Required work – From the entries below, extract every line that includes the word "pizca".

Input –
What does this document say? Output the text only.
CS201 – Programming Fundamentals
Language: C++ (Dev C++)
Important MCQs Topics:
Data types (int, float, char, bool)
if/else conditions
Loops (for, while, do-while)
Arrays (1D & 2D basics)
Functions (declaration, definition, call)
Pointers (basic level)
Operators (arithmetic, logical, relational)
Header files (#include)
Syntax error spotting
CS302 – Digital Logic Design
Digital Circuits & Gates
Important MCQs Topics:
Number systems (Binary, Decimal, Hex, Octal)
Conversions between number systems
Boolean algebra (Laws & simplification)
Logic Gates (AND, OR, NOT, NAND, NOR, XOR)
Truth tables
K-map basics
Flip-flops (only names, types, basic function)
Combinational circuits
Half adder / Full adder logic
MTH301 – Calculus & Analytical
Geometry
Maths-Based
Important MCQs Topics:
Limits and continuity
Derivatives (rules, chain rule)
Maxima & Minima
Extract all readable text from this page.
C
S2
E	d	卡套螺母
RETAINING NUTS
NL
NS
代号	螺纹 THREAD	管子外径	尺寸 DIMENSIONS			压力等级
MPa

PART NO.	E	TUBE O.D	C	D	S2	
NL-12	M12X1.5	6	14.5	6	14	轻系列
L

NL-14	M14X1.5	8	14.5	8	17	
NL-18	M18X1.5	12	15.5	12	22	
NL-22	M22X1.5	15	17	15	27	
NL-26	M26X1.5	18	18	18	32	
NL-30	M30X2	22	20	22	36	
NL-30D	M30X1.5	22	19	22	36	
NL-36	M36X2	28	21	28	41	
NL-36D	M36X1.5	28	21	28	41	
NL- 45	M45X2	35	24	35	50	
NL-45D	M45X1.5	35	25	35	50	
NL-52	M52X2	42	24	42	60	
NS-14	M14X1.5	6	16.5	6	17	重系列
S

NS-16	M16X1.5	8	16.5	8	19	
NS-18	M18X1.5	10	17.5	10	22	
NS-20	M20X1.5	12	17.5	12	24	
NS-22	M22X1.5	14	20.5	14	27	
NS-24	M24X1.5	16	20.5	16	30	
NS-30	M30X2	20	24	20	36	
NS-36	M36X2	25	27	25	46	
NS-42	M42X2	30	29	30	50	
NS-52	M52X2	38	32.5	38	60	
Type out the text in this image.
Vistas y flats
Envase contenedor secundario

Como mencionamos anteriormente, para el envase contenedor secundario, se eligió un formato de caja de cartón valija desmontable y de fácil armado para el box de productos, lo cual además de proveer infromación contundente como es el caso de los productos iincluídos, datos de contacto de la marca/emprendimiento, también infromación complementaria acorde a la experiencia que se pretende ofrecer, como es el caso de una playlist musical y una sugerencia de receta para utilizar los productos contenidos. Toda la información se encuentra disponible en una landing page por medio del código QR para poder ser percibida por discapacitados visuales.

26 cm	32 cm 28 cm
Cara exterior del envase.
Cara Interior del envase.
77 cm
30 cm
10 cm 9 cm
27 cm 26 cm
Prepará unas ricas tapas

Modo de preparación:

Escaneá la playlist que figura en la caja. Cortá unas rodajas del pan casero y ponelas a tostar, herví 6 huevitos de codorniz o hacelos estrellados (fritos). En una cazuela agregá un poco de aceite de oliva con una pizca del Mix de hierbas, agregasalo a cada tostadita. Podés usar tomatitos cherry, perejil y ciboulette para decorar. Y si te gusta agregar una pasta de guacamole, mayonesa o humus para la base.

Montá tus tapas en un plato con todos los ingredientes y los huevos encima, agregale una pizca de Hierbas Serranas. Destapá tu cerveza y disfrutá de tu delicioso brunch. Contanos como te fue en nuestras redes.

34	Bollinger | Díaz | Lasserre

Written response –
Escaneá la playlist que figura en la caja. Cortá unas rodajas del pan casero y ponelas a tostar, herví 6 huevitos de codorniz o hacelos estrellados (fritos). En una cazuela agregá un poco de aceite de oliva con una pizca del Mix de hierbas, agregasalo a cada tostadita. Podés usar tomatitos cherry, perejil y ciboulette para decorar. Y si te gusta agregar una pasta de guacamole, mayonesa o humus para la base.
Montá tus tapas en un plato con todos los ingredientes y los huevos encima, agregale una pizca de Hierbas Serranas. Destapá tu cerveza y disfrutá de tu delicioso brunch. Contanos como te fue en nuestras redes.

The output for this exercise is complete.